Read the data below line by line and copy each one with "screenshot" in it.

Figure record listings ->

○ ○ ○

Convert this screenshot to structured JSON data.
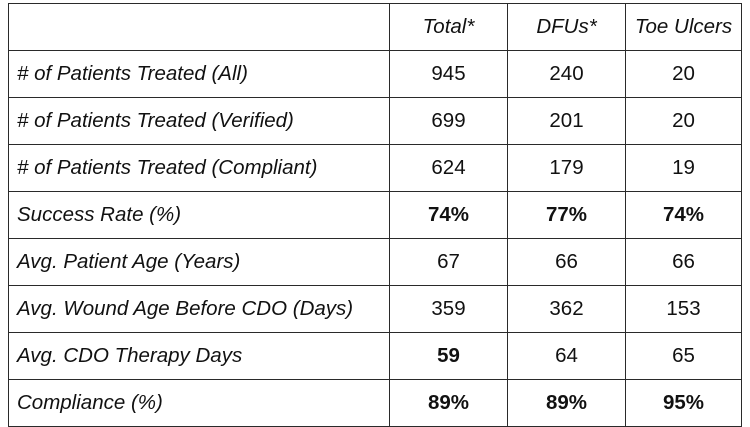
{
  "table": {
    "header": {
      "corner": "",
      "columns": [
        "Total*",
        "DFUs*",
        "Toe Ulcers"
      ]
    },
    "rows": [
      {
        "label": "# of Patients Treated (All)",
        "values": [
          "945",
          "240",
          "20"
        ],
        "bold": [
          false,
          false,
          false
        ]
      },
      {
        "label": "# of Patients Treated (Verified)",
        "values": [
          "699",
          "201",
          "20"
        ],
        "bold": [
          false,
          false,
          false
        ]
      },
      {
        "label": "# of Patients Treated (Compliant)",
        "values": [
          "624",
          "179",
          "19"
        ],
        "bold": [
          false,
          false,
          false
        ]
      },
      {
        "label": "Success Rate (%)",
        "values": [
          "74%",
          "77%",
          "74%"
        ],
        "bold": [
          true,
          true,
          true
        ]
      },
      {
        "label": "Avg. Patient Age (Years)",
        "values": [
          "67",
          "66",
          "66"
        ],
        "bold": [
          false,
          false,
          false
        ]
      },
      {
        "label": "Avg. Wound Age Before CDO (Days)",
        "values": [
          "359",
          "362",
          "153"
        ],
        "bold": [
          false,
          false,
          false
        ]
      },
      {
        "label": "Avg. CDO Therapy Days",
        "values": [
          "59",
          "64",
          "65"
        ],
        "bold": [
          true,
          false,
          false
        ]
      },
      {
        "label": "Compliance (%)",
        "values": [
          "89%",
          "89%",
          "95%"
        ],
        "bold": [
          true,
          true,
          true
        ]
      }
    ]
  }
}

○ ○ ○

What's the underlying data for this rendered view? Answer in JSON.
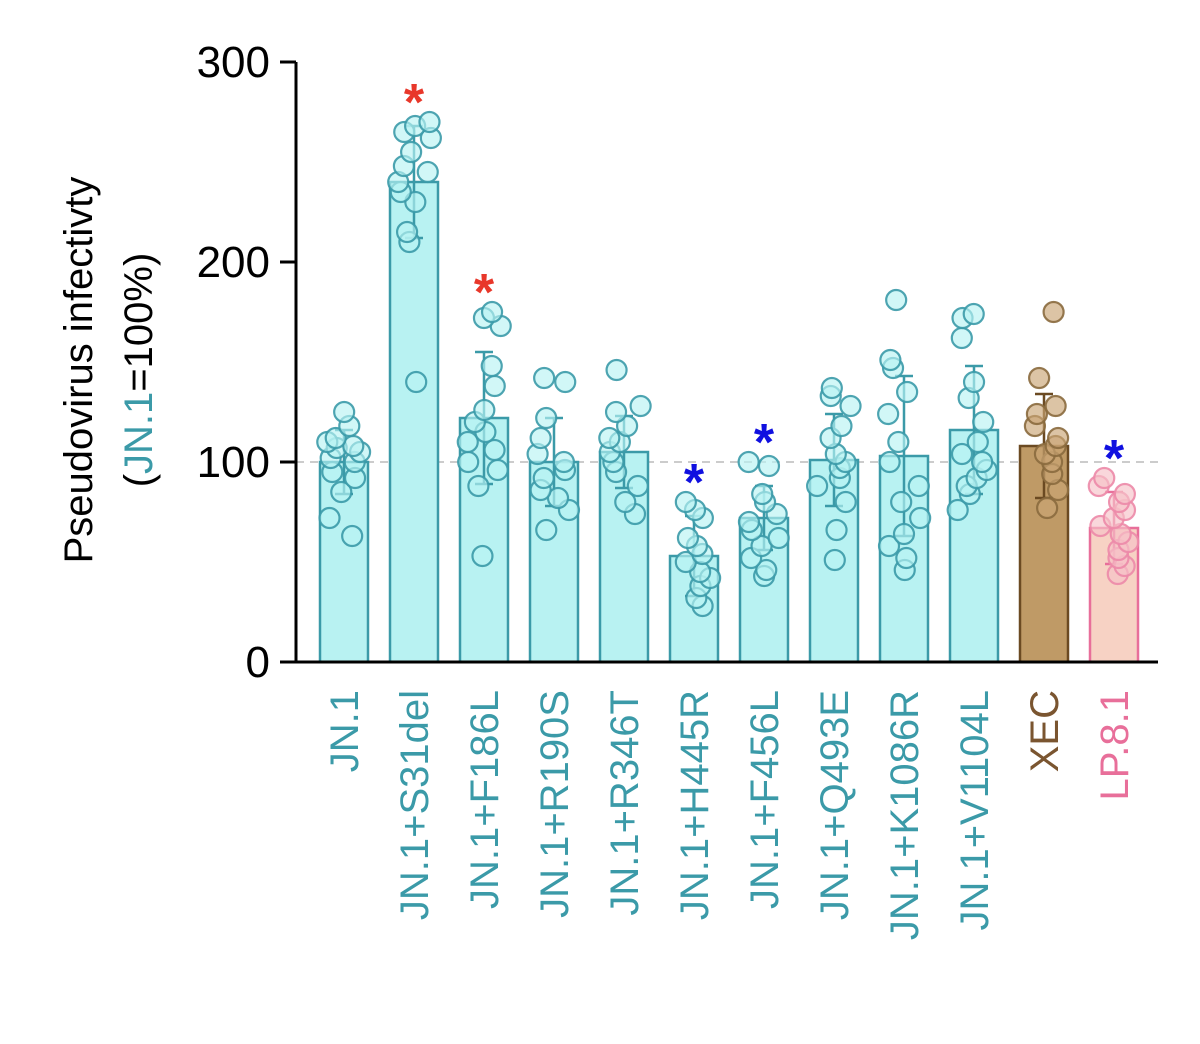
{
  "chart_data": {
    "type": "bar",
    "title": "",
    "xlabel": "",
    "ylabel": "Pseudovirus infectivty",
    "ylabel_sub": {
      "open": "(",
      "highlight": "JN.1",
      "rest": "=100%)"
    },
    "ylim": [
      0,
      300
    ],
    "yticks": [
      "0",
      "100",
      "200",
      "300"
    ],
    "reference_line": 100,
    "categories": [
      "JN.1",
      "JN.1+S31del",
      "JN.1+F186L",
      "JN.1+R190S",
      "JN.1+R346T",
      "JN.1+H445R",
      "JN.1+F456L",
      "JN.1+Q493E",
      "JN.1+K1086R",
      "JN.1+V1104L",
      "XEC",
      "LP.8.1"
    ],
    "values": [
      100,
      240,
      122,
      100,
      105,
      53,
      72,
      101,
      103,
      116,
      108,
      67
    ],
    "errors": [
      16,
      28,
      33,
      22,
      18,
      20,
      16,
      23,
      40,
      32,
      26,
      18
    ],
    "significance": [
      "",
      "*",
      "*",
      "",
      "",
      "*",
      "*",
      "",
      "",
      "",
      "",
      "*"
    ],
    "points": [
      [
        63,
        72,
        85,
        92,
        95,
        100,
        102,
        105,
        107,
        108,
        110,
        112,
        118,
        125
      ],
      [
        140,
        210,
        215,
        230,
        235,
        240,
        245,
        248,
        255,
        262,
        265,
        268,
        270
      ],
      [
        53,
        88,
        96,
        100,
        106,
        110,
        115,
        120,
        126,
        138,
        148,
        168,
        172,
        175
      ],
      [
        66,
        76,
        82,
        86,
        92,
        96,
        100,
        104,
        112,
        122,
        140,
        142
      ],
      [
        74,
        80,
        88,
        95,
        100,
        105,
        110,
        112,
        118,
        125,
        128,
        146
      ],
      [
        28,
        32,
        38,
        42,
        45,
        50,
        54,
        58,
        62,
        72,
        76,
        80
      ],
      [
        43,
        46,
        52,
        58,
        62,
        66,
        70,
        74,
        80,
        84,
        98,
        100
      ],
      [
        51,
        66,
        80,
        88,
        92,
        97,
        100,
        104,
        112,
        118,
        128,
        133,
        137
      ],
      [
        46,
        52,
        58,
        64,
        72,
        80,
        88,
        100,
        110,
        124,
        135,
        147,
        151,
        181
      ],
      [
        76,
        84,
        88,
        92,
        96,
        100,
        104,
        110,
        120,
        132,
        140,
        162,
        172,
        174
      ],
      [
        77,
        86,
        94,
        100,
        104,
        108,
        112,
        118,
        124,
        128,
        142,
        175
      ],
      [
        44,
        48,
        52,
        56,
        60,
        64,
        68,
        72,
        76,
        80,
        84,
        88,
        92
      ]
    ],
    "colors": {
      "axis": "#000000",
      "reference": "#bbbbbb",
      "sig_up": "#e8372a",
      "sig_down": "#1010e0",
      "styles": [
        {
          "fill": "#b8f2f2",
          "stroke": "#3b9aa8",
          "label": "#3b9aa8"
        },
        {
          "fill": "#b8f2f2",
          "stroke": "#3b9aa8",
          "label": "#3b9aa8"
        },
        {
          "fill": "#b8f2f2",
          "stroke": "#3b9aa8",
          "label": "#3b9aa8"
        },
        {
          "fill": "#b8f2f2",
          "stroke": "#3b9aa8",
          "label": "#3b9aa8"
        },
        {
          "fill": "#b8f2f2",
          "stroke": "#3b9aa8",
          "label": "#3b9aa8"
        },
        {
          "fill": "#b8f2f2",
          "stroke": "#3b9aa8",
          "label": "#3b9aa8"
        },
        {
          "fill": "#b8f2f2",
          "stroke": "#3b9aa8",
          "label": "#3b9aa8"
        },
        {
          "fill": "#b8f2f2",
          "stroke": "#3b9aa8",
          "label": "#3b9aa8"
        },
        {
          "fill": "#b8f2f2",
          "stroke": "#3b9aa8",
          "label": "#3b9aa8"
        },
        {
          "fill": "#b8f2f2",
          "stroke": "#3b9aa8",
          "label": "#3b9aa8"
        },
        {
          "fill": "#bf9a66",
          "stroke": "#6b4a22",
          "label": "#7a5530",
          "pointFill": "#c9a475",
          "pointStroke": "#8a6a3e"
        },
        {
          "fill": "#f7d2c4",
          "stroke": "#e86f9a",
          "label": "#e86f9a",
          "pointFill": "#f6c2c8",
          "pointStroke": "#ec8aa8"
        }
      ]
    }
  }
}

○ ○ ○

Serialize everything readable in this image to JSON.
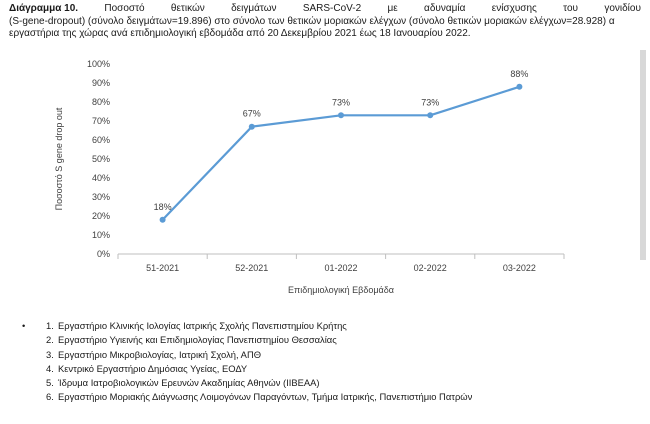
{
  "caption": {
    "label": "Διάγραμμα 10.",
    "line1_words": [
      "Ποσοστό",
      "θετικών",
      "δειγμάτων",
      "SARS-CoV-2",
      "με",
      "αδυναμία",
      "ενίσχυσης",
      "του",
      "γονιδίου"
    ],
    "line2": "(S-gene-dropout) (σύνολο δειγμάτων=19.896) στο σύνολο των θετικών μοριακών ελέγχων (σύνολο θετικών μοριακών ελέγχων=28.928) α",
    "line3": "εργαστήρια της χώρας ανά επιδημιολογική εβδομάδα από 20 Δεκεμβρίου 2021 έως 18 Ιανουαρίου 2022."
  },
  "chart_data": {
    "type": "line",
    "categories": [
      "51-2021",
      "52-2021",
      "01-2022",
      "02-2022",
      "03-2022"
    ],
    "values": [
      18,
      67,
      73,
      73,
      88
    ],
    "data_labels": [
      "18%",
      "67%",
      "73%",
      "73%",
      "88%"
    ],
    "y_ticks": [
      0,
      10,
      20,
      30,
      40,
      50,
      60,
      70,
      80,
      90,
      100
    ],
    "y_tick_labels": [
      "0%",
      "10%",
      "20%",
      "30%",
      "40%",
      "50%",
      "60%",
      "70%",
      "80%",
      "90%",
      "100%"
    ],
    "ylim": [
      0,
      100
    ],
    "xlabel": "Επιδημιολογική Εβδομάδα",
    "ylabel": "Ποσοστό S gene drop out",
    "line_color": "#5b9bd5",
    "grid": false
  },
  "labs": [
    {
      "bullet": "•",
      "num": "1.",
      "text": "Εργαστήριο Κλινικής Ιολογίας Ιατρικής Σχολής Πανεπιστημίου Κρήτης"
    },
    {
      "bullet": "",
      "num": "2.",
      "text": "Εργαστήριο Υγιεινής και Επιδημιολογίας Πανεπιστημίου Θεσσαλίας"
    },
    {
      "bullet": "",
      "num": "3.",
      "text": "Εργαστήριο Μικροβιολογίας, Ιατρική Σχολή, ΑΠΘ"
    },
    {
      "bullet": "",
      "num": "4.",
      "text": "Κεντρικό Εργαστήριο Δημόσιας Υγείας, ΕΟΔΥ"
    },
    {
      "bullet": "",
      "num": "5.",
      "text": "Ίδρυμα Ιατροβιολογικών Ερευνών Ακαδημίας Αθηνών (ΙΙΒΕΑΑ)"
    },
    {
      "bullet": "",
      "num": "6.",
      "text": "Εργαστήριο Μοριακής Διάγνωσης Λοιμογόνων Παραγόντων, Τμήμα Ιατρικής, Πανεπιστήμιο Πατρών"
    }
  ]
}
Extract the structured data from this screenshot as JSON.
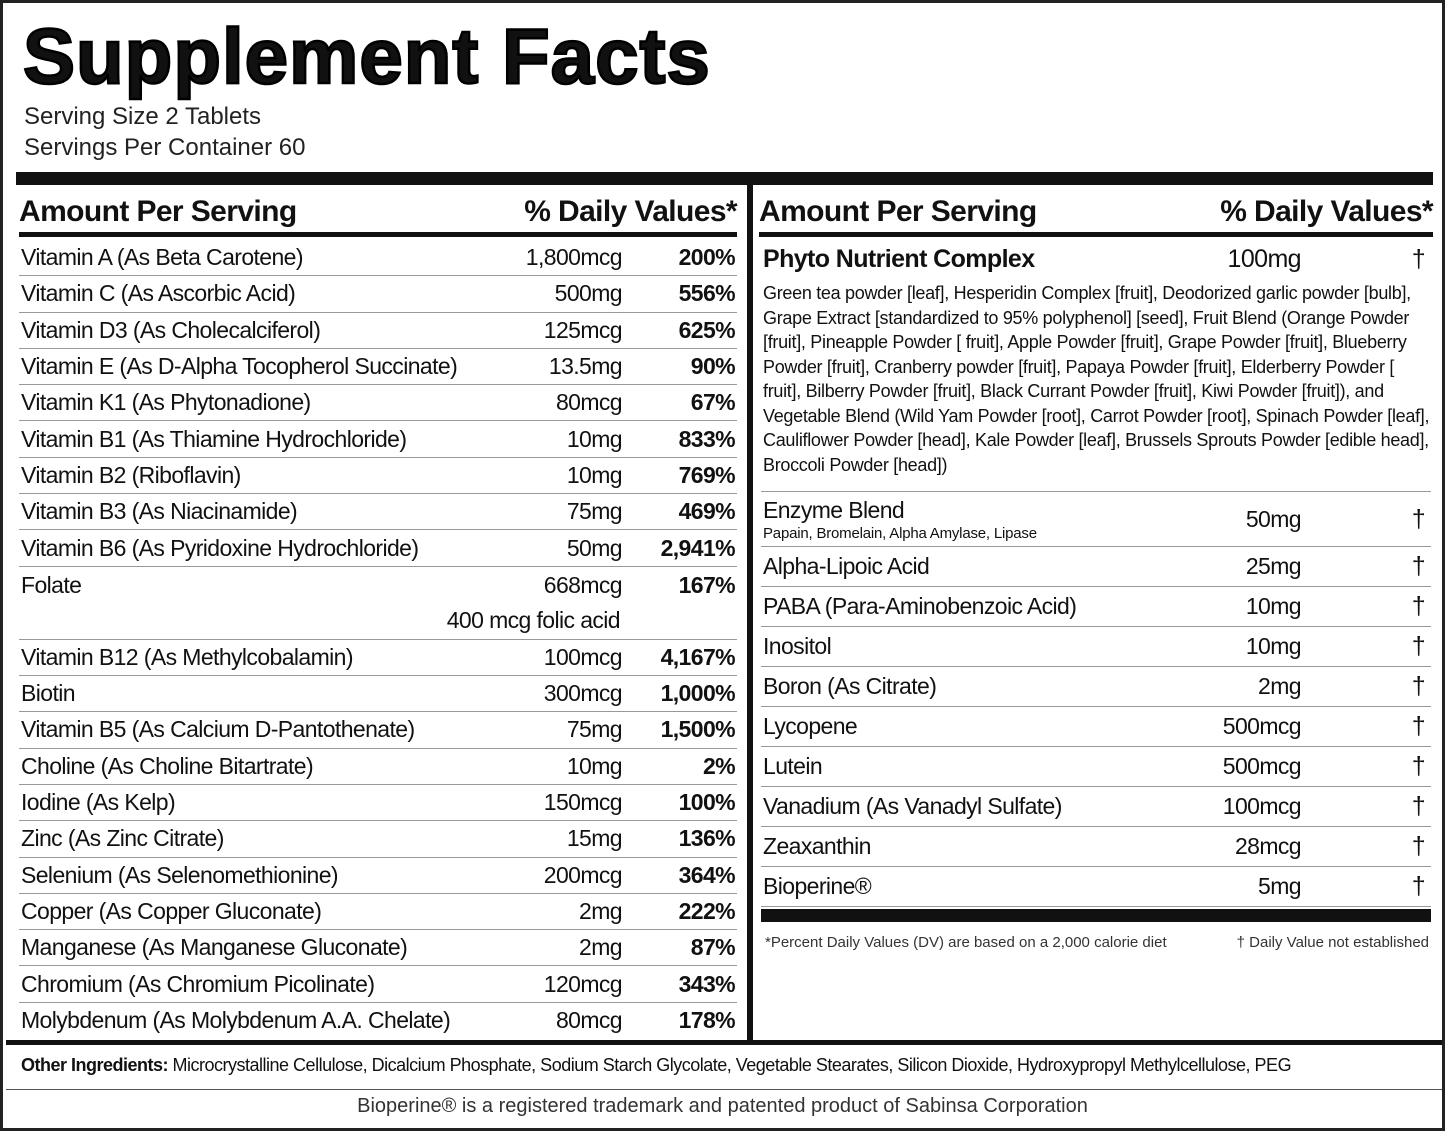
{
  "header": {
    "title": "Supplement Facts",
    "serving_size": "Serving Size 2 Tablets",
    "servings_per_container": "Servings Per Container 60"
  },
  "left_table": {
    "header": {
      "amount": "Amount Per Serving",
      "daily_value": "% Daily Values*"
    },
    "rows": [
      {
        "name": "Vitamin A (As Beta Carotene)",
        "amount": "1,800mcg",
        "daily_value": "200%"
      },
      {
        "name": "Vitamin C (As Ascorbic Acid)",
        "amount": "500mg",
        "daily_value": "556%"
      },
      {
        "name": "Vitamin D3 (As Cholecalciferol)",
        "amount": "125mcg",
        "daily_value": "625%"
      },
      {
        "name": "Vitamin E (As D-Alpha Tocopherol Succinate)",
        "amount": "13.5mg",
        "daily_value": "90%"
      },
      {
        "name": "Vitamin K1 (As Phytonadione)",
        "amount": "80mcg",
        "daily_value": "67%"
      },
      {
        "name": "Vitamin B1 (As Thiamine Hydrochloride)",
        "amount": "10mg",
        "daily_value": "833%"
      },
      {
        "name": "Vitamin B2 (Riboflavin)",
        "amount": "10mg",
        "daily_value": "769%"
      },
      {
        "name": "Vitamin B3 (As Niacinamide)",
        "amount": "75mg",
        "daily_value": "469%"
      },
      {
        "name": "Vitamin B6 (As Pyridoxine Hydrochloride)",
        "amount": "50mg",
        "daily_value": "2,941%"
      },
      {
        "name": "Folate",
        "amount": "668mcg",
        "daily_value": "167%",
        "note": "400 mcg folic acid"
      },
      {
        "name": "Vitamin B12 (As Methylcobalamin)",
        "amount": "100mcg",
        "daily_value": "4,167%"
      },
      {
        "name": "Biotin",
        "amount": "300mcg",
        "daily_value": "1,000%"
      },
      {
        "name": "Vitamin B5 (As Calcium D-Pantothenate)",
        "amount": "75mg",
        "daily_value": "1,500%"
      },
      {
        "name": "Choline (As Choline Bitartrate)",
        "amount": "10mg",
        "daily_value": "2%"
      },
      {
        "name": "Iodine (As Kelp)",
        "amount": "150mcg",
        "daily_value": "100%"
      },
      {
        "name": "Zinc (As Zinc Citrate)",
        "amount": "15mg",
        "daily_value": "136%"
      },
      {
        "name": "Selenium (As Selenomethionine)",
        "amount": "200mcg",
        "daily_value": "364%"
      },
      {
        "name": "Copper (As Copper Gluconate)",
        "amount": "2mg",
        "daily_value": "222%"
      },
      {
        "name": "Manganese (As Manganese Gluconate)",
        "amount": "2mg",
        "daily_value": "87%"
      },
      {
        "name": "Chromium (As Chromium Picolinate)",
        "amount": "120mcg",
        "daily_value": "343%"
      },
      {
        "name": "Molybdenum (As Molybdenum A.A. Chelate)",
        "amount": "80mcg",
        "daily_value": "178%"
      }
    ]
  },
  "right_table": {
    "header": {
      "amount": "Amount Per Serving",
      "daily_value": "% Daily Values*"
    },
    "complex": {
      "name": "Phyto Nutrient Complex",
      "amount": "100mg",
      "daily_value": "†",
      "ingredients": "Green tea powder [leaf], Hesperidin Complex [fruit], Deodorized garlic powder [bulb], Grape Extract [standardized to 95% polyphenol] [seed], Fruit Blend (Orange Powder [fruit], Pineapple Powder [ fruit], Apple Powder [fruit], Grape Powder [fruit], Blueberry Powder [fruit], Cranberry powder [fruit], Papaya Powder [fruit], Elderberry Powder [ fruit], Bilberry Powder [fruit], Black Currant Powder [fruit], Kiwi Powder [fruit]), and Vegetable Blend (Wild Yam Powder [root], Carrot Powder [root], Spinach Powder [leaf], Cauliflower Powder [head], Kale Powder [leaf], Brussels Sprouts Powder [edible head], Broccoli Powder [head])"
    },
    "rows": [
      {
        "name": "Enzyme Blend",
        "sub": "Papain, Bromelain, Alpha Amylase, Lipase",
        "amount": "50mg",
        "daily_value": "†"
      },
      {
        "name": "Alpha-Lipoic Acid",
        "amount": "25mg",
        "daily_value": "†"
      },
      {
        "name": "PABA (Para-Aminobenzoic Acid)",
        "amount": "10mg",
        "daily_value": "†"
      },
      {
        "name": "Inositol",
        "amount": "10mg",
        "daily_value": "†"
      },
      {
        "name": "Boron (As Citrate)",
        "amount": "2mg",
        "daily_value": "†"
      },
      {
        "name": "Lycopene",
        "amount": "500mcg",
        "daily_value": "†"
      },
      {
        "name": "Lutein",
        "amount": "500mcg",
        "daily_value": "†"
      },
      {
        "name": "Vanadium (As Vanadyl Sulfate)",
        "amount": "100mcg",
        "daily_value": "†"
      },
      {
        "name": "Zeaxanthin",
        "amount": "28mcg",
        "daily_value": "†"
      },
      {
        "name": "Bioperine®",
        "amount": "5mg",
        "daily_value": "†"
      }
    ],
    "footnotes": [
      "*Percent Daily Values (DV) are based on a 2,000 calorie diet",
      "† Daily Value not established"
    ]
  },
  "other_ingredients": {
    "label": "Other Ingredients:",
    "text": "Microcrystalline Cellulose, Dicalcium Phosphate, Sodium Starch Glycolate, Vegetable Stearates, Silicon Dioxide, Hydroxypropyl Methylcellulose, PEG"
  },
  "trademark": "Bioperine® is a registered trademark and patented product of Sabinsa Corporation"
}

○ ○ ○

Result of the exercise ->
Convert this screenshot to structured JSON data.
Extract the structured data from this screenshot as JSON.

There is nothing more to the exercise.